>> Start

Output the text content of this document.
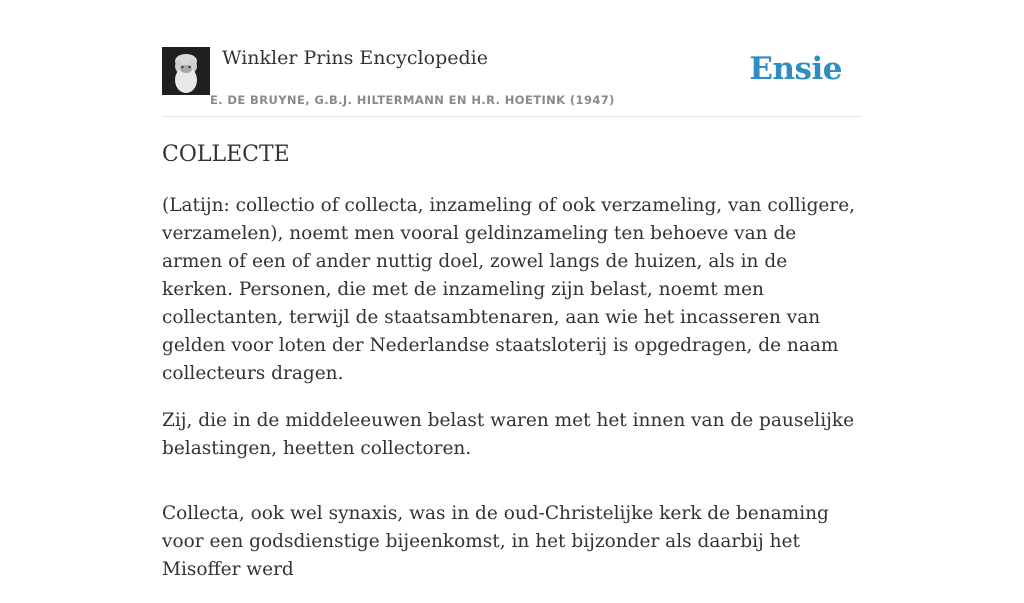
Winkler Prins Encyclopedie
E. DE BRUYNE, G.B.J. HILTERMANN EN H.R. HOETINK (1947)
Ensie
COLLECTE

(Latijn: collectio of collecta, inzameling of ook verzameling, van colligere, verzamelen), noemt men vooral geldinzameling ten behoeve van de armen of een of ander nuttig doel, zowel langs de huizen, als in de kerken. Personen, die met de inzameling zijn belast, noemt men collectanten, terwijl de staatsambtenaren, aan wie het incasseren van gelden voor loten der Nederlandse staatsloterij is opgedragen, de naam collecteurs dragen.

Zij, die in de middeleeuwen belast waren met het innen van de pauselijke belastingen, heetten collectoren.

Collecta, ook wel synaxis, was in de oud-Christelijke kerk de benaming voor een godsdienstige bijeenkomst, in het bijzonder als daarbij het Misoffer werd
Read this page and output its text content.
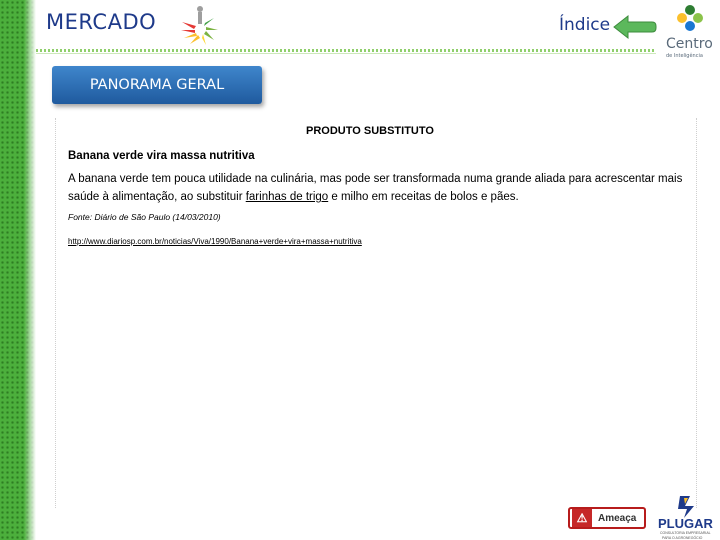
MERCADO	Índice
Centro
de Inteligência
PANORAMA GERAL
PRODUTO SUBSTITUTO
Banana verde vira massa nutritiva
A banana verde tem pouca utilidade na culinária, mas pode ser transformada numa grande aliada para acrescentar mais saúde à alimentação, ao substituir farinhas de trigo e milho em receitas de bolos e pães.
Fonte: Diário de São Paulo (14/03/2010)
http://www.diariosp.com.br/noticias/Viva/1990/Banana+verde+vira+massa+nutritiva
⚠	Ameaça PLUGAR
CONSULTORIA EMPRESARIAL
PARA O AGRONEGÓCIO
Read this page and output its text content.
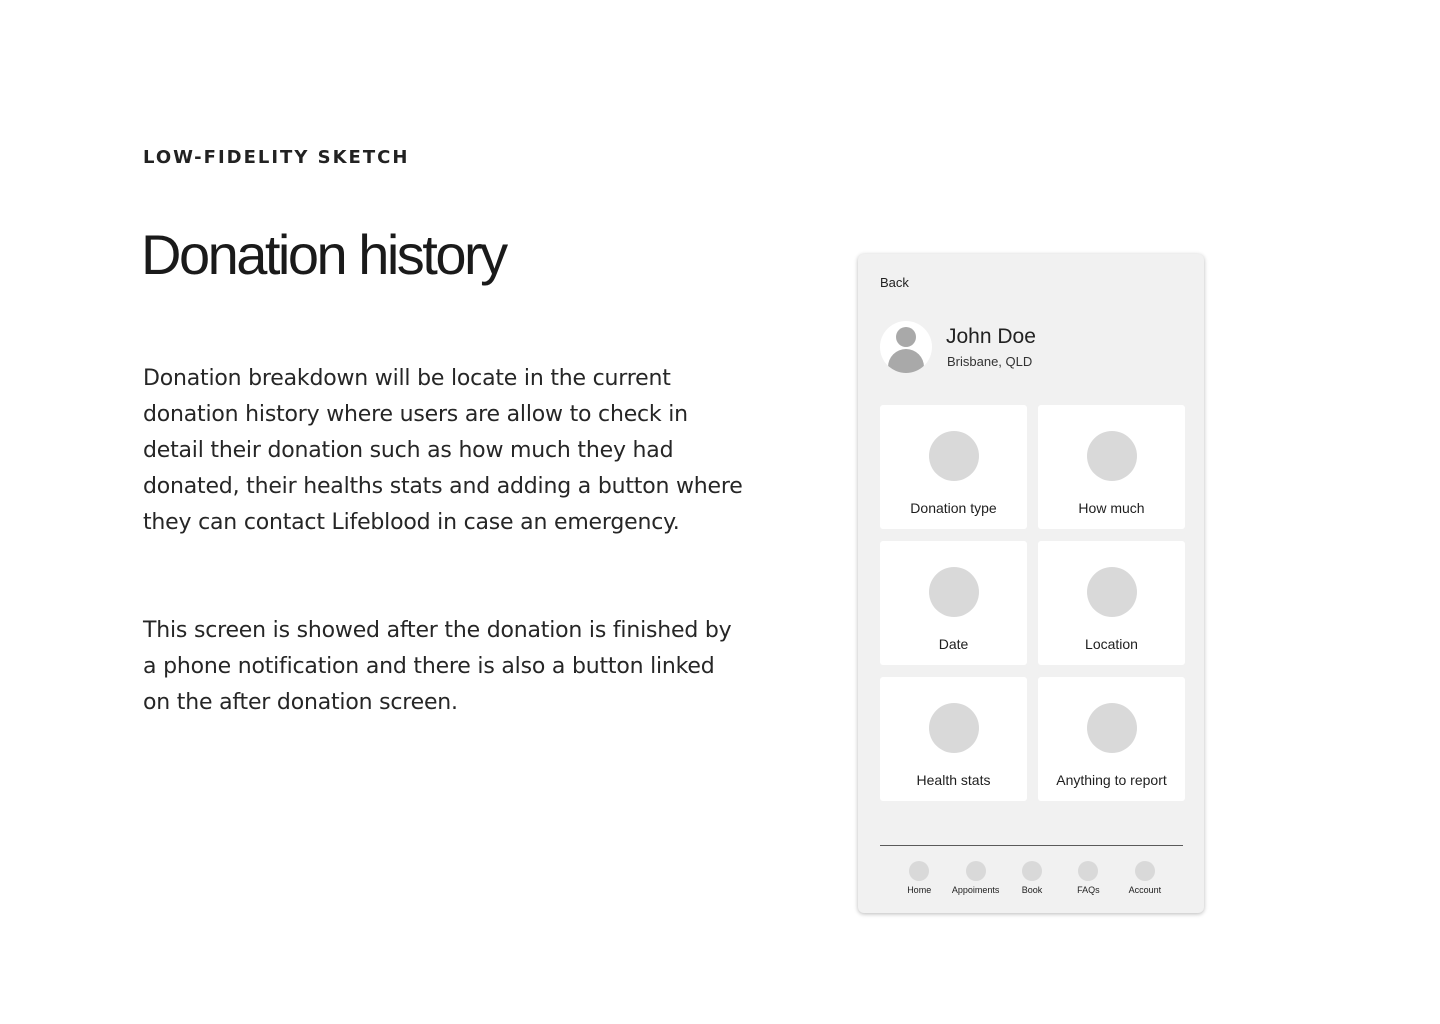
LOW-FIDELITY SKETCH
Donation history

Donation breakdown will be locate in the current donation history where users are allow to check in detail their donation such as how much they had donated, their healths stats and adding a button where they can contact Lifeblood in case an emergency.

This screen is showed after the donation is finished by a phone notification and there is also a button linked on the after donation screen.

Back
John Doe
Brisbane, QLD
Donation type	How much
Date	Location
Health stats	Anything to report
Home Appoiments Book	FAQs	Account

>> End
>> Start

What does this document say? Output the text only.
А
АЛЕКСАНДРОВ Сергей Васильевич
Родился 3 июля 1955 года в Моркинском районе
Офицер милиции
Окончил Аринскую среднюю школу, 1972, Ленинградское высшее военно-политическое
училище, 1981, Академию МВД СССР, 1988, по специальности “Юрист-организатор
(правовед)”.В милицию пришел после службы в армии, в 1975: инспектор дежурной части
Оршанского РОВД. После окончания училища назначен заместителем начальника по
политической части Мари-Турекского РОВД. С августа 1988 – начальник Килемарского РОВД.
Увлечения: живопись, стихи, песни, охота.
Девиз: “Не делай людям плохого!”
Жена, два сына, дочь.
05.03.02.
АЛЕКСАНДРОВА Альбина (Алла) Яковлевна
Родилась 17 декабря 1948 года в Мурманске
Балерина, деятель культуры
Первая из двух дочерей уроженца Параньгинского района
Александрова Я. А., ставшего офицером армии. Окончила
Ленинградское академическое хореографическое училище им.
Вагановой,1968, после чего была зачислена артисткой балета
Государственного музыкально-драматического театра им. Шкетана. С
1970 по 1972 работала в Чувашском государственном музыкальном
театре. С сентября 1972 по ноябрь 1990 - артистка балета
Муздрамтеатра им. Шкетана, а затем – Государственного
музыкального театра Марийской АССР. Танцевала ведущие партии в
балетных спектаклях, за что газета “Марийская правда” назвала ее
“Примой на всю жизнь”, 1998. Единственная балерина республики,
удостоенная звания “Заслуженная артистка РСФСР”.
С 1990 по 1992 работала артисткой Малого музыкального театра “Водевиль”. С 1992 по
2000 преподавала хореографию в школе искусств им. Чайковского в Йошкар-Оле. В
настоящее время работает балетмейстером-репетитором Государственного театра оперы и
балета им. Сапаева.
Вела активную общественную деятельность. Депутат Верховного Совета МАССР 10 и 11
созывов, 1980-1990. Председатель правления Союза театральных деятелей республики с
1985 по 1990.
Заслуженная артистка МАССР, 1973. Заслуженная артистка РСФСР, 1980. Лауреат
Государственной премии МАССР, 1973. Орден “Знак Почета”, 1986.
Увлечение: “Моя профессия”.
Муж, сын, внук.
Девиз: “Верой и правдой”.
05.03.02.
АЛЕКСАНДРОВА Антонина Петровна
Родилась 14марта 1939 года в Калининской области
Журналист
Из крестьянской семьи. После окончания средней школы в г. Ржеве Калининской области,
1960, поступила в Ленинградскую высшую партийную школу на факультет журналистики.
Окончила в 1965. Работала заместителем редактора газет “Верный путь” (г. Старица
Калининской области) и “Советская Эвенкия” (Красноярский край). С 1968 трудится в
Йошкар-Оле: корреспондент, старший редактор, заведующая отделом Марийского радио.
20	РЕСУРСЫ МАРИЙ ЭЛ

>> End
>> Start

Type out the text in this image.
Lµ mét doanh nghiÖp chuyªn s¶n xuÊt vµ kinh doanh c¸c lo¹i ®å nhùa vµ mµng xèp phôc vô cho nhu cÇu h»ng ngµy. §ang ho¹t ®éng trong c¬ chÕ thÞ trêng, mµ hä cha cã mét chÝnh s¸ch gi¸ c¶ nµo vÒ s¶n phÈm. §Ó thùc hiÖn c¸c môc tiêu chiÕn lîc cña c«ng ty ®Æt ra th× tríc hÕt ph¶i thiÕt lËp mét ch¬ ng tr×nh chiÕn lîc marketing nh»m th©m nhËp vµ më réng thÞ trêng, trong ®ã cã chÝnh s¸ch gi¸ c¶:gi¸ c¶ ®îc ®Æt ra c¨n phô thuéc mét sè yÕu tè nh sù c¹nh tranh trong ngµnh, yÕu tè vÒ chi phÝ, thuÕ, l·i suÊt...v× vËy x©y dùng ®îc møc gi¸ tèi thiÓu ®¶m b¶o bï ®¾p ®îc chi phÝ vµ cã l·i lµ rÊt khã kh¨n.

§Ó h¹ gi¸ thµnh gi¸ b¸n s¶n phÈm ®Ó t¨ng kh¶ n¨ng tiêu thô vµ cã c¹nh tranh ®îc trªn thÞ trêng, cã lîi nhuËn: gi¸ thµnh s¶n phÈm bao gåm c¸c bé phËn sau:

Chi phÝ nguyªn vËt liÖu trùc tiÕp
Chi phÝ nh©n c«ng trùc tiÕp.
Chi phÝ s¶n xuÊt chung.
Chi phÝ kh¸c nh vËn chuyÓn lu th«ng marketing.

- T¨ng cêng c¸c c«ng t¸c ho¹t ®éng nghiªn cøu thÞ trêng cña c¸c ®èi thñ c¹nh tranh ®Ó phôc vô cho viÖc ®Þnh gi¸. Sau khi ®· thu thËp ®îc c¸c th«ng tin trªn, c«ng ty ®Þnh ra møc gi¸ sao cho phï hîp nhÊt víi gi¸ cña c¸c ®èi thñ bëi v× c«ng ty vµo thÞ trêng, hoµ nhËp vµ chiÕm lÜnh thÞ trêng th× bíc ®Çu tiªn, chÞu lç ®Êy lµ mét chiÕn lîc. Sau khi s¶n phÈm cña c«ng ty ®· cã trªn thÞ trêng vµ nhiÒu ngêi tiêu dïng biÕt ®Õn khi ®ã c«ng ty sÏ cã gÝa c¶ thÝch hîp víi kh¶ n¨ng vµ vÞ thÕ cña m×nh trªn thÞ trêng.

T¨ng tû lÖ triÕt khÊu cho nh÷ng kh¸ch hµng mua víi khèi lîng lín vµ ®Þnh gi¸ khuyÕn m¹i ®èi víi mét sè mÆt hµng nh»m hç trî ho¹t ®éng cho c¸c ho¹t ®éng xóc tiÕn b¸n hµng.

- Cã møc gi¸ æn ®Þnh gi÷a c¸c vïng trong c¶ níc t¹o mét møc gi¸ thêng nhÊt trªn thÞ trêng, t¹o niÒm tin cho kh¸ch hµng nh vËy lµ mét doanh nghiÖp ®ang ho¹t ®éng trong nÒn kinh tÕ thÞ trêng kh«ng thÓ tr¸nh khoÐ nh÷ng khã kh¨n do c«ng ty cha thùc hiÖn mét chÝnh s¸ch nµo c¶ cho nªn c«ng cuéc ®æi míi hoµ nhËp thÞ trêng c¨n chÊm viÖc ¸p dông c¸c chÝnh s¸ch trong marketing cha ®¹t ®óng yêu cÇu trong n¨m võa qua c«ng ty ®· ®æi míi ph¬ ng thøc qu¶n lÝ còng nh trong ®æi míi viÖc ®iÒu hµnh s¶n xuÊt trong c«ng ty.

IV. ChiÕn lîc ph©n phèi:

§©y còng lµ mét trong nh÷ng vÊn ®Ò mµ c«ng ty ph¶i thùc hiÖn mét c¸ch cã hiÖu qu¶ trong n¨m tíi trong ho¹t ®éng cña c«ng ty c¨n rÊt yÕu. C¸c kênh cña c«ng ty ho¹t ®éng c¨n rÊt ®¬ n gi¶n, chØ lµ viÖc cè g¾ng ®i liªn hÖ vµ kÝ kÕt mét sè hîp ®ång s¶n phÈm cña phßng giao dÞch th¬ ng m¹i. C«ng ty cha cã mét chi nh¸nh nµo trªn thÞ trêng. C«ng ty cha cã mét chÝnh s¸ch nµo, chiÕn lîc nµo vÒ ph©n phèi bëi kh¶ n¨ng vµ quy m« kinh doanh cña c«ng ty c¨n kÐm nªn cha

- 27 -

>> End

> Stated task
List all lines holding the string "заместителем".

> Result of the task
Оршанского РОВД. После окончания училища назначен заместителем начальника по
Окончила в 1965. Работала заместителем редактора газет “Верный путь” (г. Старица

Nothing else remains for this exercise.